EXERCISE INSTRUCTIONS
Repeat the entries that follow verbatim, without any of their pictures.

• • • •

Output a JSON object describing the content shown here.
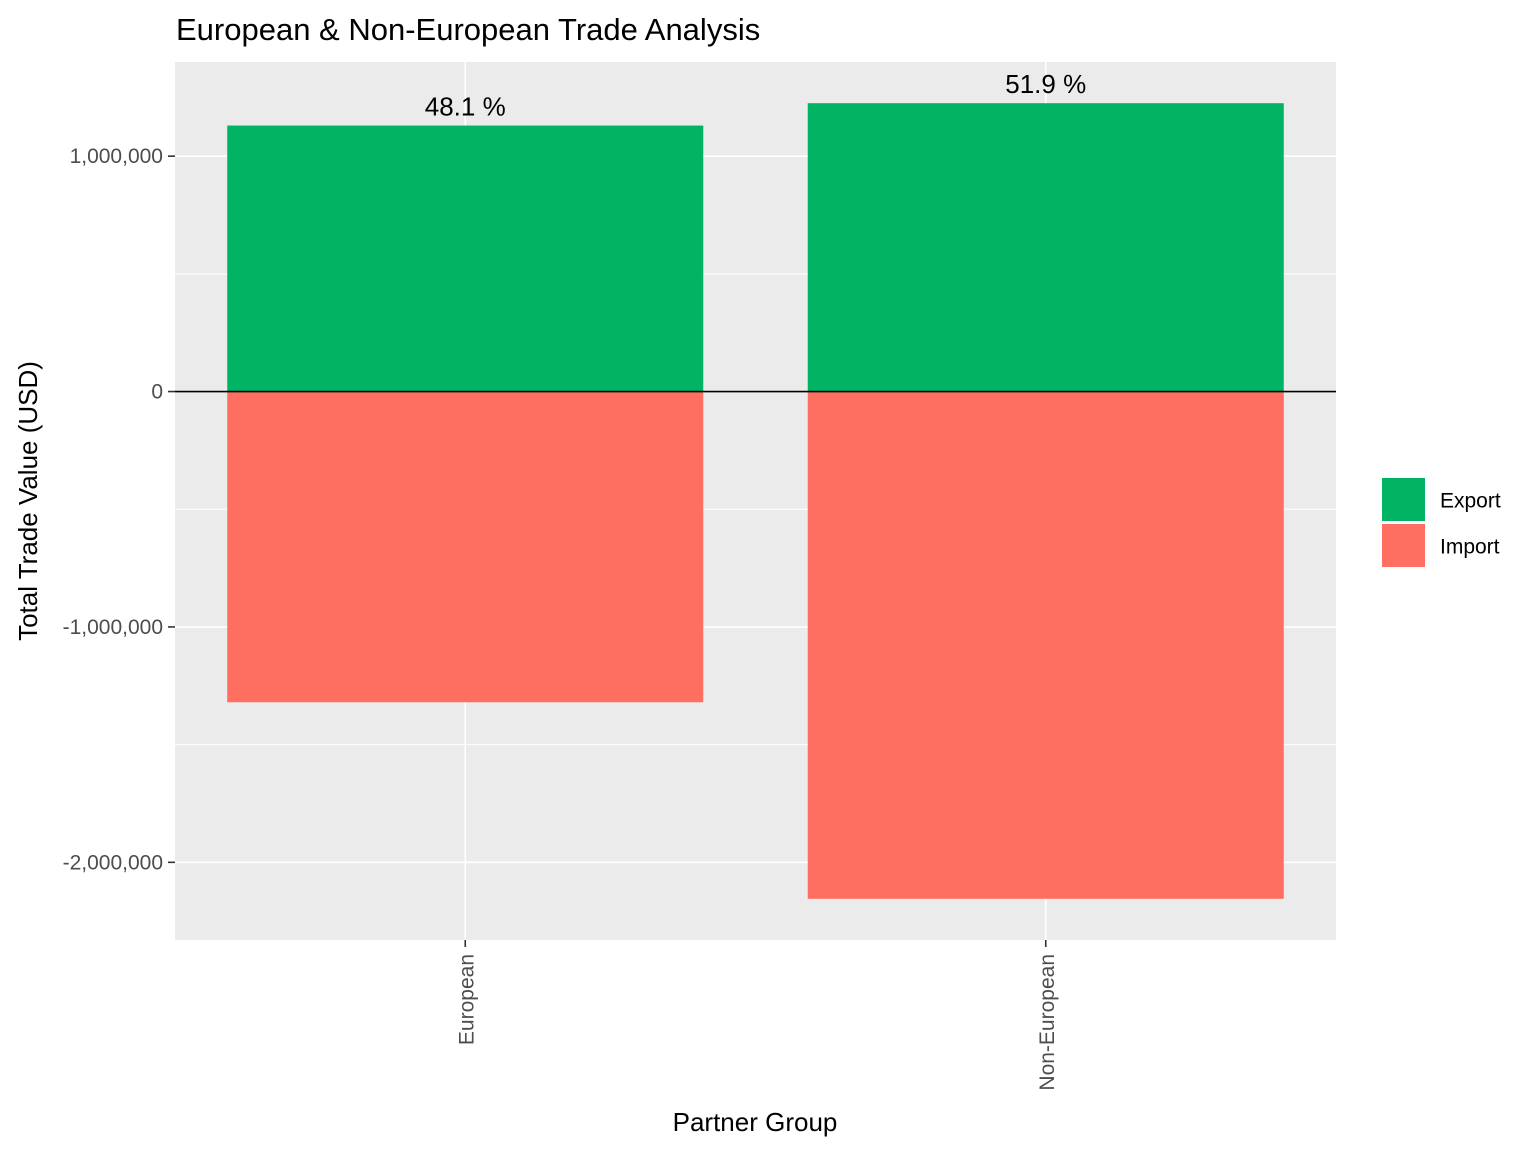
{
  "chart_data": {
    "type": "bar",
    "stacked": "diverging",
    "title": "European & Non-European Trade Analysis",
    "xlabel": "Partner Group",
    "ylabel": "Total Trade Value (USD)",
    "categories": [
      "European",
      "Non-European"
    ],
    "series": [
      {
        "name": "Export",
        "values": [
          1130000,
          1225000
        ],
        "color": "#00b464"
      },
      {
        "name": "Import",
        "values": [
          -1320000,
          -2155000
        ],
        "color": "#ff6f61"
      }
    ],
    "bar_labels": [
      "48.1 %",
      "51.9 %"
    ],
    "ylim": [
      -2330000,
      1400000
    ],
    "yticks": [
      -2000000,
      -1000000,
      0,
      1000000
    ],
    "ytick_labels": [
      "-2,000,000",
      "-1,000,000",
      "0",
      "1,000,000"
    ],
    "grid": true,
    "panel_background": "#ebebeb",
    "legend_position": "right"
  }
}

• • • •

RIGHT ANSWER
Output a JSON object describing the content shown here.
{
  "chart_data": {
    "type": "bar",
    "stacked": "diverging",
    "title": "European & Non-European Trade Analysis",
    "xlabel": "Partner Group",
    "ylabel": "Total Trade Value (USD)",
    "categories": [
      "European",
      "Non-European"
    ],
    "series": [
      {
        "name": "Export",
        "values": [
          1130000,
          1225000
        ],
        "color": "#00b464"
      },
      {
        "name": "Import",
        "values": [
          -1320000,
          -2155000
        ],
        "color": "#ff6f61"
      }
    ],
    "bar_labels": [
      "48.1 %",
      "51.9 %"
    ],
    "ylim": [
      -2330000,
      1400000
    ],
    "yticks": [
      -2000000,
      -1000000,
      0,
      1000000
    ],
    "ytick_labels": [
      "-2,000,000",
      "-1,000,000",
      "0",
      "1,000,000"
    ],
    "grid": true,
    "panel_background": "#ebebeb",
    "legend_position": "right"
  }
}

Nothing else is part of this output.